• [Your instructions]:
Each line of the material must be returned exactly.

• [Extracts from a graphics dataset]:
■ ■ ■ ■ ■ ■ ■
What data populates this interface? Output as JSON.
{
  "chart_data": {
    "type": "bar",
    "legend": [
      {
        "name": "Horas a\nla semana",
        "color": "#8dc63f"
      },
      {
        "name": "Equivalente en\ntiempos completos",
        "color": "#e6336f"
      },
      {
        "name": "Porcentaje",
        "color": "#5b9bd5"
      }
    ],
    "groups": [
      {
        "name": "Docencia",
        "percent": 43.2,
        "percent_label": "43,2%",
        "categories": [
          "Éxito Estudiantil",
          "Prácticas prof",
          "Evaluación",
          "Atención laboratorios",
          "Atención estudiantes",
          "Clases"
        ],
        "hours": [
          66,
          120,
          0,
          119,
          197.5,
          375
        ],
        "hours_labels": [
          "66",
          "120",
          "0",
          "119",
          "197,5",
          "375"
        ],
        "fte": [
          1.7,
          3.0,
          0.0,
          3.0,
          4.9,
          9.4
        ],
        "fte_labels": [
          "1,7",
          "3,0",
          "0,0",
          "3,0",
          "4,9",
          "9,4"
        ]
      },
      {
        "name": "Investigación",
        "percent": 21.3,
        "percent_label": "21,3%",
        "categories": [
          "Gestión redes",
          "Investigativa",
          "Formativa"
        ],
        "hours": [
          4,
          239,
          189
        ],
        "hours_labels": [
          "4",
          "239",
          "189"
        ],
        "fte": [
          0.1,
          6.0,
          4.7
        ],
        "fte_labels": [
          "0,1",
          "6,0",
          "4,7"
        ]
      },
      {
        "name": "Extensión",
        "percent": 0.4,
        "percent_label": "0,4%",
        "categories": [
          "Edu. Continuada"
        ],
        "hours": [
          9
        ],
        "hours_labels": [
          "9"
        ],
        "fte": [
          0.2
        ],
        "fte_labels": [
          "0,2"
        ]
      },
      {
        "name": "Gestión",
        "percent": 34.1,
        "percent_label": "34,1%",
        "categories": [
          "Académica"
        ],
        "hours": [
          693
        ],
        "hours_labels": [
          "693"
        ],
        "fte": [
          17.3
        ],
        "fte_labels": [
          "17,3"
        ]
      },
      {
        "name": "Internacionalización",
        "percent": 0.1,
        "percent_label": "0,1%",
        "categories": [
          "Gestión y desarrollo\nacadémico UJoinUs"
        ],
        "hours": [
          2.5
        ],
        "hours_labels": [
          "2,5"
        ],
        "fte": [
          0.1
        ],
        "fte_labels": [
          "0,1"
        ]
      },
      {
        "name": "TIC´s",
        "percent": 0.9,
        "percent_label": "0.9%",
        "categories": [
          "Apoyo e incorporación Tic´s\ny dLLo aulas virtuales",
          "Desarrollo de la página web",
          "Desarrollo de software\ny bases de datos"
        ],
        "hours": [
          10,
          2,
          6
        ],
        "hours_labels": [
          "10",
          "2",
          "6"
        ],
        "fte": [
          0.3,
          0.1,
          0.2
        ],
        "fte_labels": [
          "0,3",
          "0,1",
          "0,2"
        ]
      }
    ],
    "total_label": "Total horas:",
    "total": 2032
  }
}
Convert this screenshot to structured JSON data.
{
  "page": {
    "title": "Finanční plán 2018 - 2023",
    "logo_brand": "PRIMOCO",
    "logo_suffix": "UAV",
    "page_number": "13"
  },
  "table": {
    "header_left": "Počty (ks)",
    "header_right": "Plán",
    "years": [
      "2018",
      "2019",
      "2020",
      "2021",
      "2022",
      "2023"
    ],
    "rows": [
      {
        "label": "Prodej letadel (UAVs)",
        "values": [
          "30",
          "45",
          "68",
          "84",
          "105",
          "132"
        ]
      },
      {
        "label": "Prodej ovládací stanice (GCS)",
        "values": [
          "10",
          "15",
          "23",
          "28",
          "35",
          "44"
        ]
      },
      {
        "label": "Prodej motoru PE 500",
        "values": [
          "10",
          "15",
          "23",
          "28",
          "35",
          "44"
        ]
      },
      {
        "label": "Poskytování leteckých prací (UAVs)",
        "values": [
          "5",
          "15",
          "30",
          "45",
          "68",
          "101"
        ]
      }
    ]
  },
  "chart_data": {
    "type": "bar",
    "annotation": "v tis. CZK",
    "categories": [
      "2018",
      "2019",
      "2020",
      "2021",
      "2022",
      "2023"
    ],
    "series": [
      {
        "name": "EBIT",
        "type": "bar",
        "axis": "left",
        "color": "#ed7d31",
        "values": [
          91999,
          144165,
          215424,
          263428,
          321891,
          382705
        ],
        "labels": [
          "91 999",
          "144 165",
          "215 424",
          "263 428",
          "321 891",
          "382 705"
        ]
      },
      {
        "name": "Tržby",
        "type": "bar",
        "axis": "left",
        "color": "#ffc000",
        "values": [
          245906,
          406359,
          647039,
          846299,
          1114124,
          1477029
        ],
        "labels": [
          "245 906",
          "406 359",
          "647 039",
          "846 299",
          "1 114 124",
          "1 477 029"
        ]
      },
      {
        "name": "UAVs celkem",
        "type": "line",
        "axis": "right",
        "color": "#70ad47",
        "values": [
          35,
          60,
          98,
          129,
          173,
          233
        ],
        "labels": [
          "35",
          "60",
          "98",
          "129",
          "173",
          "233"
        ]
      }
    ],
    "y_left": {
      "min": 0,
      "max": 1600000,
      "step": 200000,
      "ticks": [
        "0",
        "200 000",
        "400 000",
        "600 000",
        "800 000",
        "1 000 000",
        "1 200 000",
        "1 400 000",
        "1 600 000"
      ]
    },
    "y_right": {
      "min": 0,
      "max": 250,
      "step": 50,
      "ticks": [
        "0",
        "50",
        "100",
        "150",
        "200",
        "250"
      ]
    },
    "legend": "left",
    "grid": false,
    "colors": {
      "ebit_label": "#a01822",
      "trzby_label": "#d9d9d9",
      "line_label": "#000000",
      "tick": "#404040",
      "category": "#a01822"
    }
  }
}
■ ■ ■ ■ ■ ■ ■
• [Solution to this problem]:
What data populates this interface? Output as JSON.
{
  "chart_data": {
    "type": "bar",
    "legend": [
      {
        "name": "Horas a\nla semana",
        "color": "#8dc63f"
      },
      {
        "name": "Equivalente en\ntiempos completos",
        "color": "#e6336f"
      },
      {
        "name": "Porcentaje",
        "color": "#5b9bd5"
      }
    ],
    "groups": [
      {
        "name": "Docencia",
        "percent": 43.2,
        "percent_label": "43,2%",
        "categories": [
          "Éxito Estudiantil",
          "Prácticas prof",
          "Evaluación",
          "Atención laboratorios",
          "Atención estudiantes",
          "Clases"
        ],
        "hours": [
          66,
          120,
          0,
          119,
          197.5,
          375
        ],
        "hours_labels": [
          "66",
          "120",
          "0",
          "119",
          "197,5",
          "375"
        ],
        "fte": [
          1.7,
          3.0,
          0.0,
          3.0,
          4.9,
          9.4
        ],
        "fte_labels": [
          "1,7",
          "3,0",
          "0,0",
          "3,0",
          "4,9",
          "9,4"
        ]
      },
      {
        "name": "Investigación",
        "percent": 21.3,
        "percent_label": "21,3%",
        "categories": [
          "Gestión redes",
          "Investigativa",
          "Formativa"
        ],
        "hours": [
          4,
          239,
          189
        ],
        "hours_labels": [
          "4",
          "239",
          "189"
        ],
        "fte": [
          0.1,
          6.0,
          4.7
        ],
        "fte_labels": [
          "0,1",
          "6,0",
          "4,7"
        ]
      },
      {
        "name": "Extensión",
        "percent": 0.4,
        "percent_label": "0,4%",
        "categories": [
          "Edu. Continuada"
        ],
        "hours": [
          9
        ],
        "hours_labels": [
          "9"
        ],
        "fte": [
          0.2
        ],
        "fte_labels": [
          "0,2"
        ]
      },
      {
        "name": "Gestión",
        "percent": 34.1,
        "percent_label": "34,1%",
        "categories": [
          "Académica"
        ],
        "hours": [
          693
        ],
        "hours_labels": [
          "693"
        ],
        "fte": [
          17.3
        ],
        "fte_labels": [
          "17,3"
        ]
      },
      {
        "name": "Internacionalización",
        "percent": 0.1,
        "percent_label": "0,1%",
        "categories": [
          "Gestión y desarrollo\nacadémico UJoinUs"
        ],
        "hours": [
          2.5
        ],
        "hours_labels": [
          "2,5"
        ],
        "fte": [
          0.1
        ],
        "fte_labels": [
          "0,1"
        ]
      },
      {
        "name": "TIC´s",
        "percent": 0.9,
        "percent_label": "0.9%",
        "categories": [
          "Apoyo e incorporación Tic´s\ny dLLo aulas virtuales",
          "Desarrollo de la página web",
          "Desarrollo de software\ny bases de datos"
        ],
        "hours": [
          10,
          2,
          6
        ],
        "hours_labels": [
          "10",
          "2",
          "6"
        ],
        "fte": [
          0.3,
          0.1,
          0.2
        ],
        "fte_labels": [
          "0,3",
          "0,1",
          "0,2"
        ]
      }
    ],
    "total_label": "Total horas:",
    "total": 2032
  }
}
Convert this screenshot to structured JSON data.
{
  "page": {
    "title": "Finanční plán 2018 - 2023",
    "logo_brand": "PRIMOCO",
    "logo_suffix": "UAV",
    "page_number": "13"
  },
  "table": {
    "header_left": "Počty (ks)",
    "header_right": "Plán",
    "years": [
      "2018",
      "2019",
      "2020",
      "2021",
      "2022",
      "2023"
    ],
    "rows": [
      {
        "label": "Prodej letadel (UAVs)",
        "values": [
          "30",
          "45",
          "68",
          "84",
          "105",
          "132"
        ]
      },
      {
        "label": "Prodej ovládací stanice (GCS)",
        "values": [
          "10",
          "15",
          "23",
          "28",
          "35",
          "44"
        ]
      },
      {
        "label": "Prodej motoru PE 500",
        "values": [
          "10",
          "15",
          "23",
          "28",
          "35",
          "44"
        ]
      },
      {
        "label": "Poskytování leteckých prací (UAVs)",
        "values": [
          "5",
          "15",
          "30",
          "45",
          "68",
          "101"
        ]
      }
    ]
  },
  "chart_data": {
    "type": "bar",
    "annotation": "v tis. CZK",
    "categories": [
      "2018",
      "2019",
      "2020",
      "2021",
      "2022",
      "2023"
    ],
    "series": [
      {
        "name": "EBIT",
        "type": "bar",
        "axis": "left",
        "color": "#ed7d31",
        "values": [
          91999,
          144165,
          215424,
          263428,
          321891,
          382705
        ],
        "labels": [
          "91 999",
          "144 165",
          "215 424",
          "263 428",
          "321 891",
          "382 705"
        ]
      },
      {
        "name": "Tržby",
        "type": "bar",
        "axis": "left",
        "color": "#ffc000",
        "values": [
          245906,
          406359,
          647039,
          846299,
          1114124,
          1477029
        ],
        "labels": [
          "245 906",
          "406 359",
          "647 039",
          "846 299",
          "1 114 124",
          "1 477 029"
        ]
      },
      {
        "name": "UAVs celkem",
        "type": "line",
        "axis": "right",
        "color": "#70ad47",
        "values": [
          35,
          60,
          98,
          129,
          173,
          233
        ],
        "labels": [
          "35",
          "60",
          "98",
          "129",
          "173",
          "233"
        ]
      }
    ],
    "y_left": {
      "min": 0,
      "max": 1600000,
      "step": 200000,
      "ticks": [
        "0",
        "200 000",
        "400 000",
        "600 000",
        "800 000",
        "1 000 000",
        "1 200 000",
        "1 400 000",
        "1 600 000"
      ]
    },
    "y_right": {
      "min": 0,
      "max": 250,
      "step": 50,
      "ticks": [
        "0",
        "50",
        "100",
        "150",
        "200",
        "250"
      ]
    },
    "legend": "left",
    "grid": false,
    "colors": {
      "ebit_label": "#a01822",
      "trzby_label": "#d9d9d9",
      "line_label": "#000000",
      "tick": "#404040",
      "category": "#a01822"
    }
  }
}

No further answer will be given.